--- begin Exercise materials ---

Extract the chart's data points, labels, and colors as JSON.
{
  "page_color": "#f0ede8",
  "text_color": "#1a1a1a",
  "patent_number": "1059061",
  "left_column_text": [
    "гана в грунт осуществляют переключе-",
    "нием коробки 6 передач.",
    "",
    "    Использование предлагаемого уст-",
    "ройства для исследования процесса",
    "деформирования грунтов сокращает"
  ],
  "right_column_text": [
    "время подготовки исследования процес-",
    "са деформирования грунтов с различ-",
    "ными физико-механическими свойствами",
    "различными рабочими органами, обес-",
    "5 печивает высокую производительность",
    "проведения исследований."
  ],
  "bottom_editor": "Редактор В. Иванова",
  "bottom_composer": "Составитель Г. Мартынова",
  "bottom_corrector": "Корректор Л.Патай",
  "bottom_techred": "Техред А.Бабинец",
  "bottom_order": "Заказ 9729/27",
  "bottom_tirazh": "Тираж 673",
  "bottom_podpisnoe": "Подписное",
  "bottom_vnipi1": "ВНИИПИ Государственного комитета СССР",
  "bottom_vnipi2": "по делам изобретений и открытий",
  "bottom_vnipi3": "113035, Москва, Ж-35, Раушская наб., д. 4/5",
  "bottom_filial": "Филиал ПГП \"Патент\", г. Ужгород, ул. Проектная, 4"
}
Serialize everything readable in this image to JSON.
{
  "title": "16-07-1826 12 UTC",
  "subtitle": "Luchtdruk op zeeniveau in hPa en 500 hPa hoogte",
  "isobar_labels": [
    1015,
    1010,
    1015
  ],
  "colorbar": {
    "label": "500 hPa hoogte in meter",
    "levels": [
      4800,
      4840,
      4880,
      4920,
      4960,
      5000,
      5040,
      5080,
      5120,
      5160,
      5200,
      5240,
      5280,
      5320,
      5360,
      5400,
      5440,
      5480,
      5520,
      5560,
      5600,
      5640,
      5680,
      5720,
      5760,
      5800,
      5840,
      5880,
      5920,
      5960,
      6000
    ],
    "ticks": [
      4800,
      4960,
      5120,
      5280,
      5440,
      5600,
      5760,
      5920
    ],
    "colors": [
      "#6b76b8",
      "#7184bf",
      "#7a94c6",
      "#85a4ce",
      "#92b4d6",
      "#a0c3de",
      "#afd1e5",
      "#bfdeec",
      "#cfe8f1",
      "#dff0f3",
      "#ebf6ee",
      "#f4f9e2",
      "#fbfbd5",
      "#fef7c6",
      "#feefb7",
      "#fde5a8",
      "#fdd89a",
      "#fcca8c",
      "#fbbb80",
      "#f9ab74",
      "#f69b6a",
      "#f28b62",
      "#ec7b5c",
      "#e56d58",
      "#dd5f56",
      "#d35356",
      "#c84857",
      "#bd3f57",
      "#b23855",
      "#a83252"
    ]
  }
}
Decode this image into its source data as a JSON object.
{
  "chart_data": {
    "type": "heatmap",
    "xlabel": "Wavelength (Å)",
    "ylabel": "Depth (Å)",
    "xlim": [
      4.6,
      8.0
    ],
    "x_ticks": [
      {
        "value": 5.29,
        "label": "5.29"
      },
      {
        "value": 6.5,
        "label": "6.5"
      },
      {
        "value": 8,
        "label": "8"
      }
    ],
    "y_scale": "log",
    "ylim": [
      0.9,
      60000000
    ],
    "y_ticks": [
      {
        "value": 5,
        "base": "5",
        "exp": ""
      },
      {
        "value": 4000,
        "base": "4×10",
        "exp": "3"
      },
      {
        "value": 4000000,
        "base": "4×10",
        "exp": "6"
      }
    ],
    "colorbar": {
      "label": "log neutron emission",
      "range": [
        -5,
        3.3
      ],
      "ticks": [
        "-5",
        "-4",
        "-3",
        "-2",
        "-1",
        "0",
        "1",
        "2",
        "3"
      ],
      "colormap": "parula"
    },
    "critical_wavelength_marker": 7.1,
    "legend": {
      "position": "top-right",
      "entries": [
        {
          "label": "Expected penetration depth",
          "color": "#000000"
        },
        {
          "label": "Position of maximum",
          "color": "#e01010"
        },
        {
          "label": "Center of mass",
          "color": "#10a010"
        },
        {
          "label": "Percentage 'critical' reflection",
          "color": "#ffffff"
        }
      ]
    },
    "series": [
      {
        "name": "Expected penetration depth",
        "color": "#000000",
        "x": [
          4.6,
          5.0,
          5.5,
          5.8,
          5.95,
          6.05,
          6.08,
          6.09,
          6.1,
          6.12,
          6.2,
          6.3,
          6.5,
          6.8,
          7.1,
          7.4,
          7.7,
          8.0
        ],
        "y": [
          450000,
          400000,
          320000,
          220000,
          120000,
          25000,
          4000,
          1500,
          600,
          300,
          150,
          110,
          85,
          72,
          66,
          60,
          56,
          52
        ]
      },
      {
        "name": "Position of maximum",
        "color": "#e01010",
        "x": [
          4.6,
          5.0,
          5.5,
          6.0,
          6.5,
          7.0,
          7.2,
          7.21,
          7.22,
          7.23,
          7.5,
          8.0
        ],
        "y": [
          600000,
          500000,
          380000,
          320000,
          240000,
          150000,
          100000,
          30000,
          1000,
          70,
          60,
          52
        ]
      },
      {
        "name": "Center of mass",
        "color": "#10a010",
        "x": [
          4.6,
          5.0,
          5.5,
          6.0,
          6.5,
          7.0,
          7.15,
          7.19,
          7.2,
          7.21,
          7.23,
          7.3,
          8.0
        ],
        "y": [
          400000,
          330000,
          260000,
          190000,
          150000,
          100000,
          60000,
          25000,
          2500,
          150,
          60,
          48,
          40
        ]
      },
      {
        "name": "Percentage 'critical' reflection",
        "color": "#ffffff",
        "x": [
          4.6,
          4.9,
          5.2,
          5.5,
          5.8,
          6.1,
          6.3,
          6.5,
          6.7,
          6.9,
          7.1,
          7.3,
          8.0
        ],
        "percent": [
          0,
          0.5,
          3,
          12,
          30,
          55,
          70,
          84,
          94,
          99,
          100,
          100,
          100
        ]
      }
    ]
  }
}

--- end Exercise materials ---

Your objective —
Locate each line containing the string "this" and show it.

Task solution —
Serialize everything readable in this image to JSON.
Decode this image into its source data as a JSON object.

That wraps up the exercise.